[Records from a data collection]
* * * * * * *

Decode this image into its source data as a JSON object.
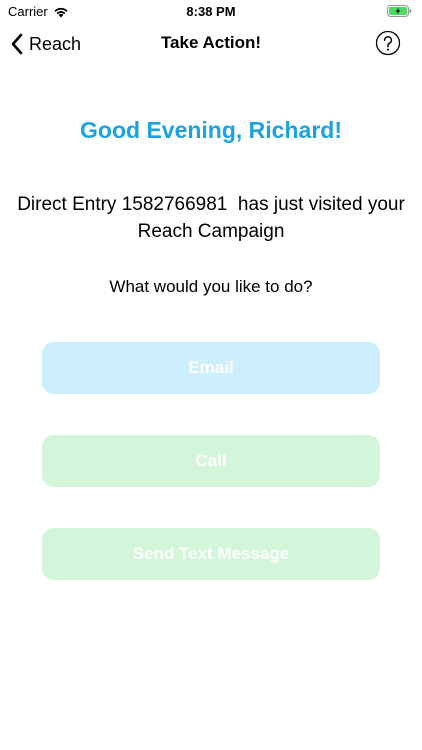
{
  "status_bar": {
    "carrier": "Carrier",
    "time": "8:38 PM"
  },
  "nav": {
    "back_label": "Reach",
    "title": "Take Action!",
    "help_icon": "question-circle-icon"
  },
  "content": {
    "greeting": "Good Evening, Richard!",
    "visit_line_1": "Direct Entry 1582766981  has just visited your",
    "visit_line_2": "Reach Campaign",
    "question": "What would you like to do?"
  },
  "actions": {
    "email_label": "Email",
    "call_label": "Call",
    "text_label": "Send Text Message"
  },
  "colors": {
    "accent": "#1ba3e0",
    "email_button": "#cdeefc",
    "call_button": "#d3f5d9",
    "text_button": "#d3f5d9",
    "battery": "#4cd964"
  }
}
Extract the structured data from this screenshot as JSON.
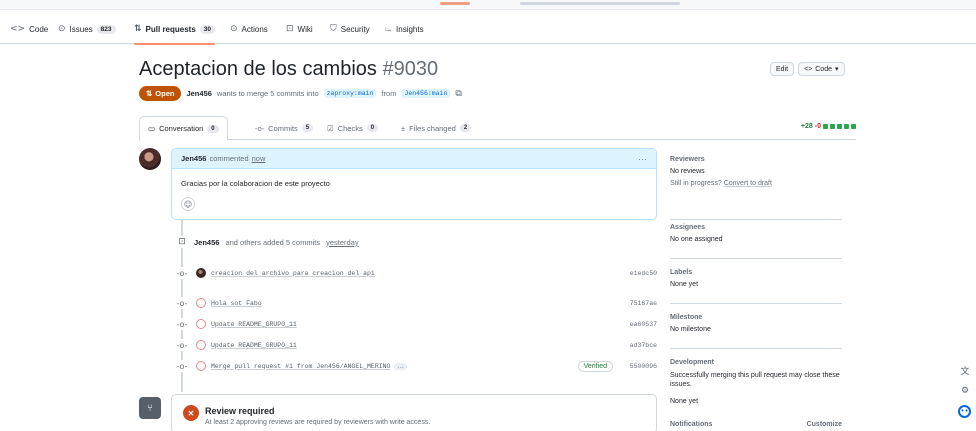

* * * * * * *

**Task to carry out**
Repeat the listing in full and exactly. Do not include any images.

**The completed task**
Decode this image into its source data as a JSON object.
{
  "status_bar": {
    "carrier": "Carrier",
    "time": "8:38 PM"
  },
  "nav": {
    "back_label": "Reach",
    "title": "Take Action!",
    "help_icon": "question-circle-icon"
  },
  "content": {
    "greeting": "Good Evening, Richard!",
    "visit_line_1": "Direct Entry 1582766981  has just visited your",
    "visit_line_2": "Reach Campaign",
    "question": "What would you like to do?"
  },
  "actions": {
    "email_label": "Email",
    "call_label": "Call",
    "text_label": "Send Text Message"
  },
  "colors": {
    "accent": "#1ba3e0",
    "email_button": "#cdeefc",
    "call_button": "#d3f5d9",
    "text_button": "#d3f5d9",
    "battery": "#4cd964"
  }
}
Extract the structured data from this screenshot as JSON.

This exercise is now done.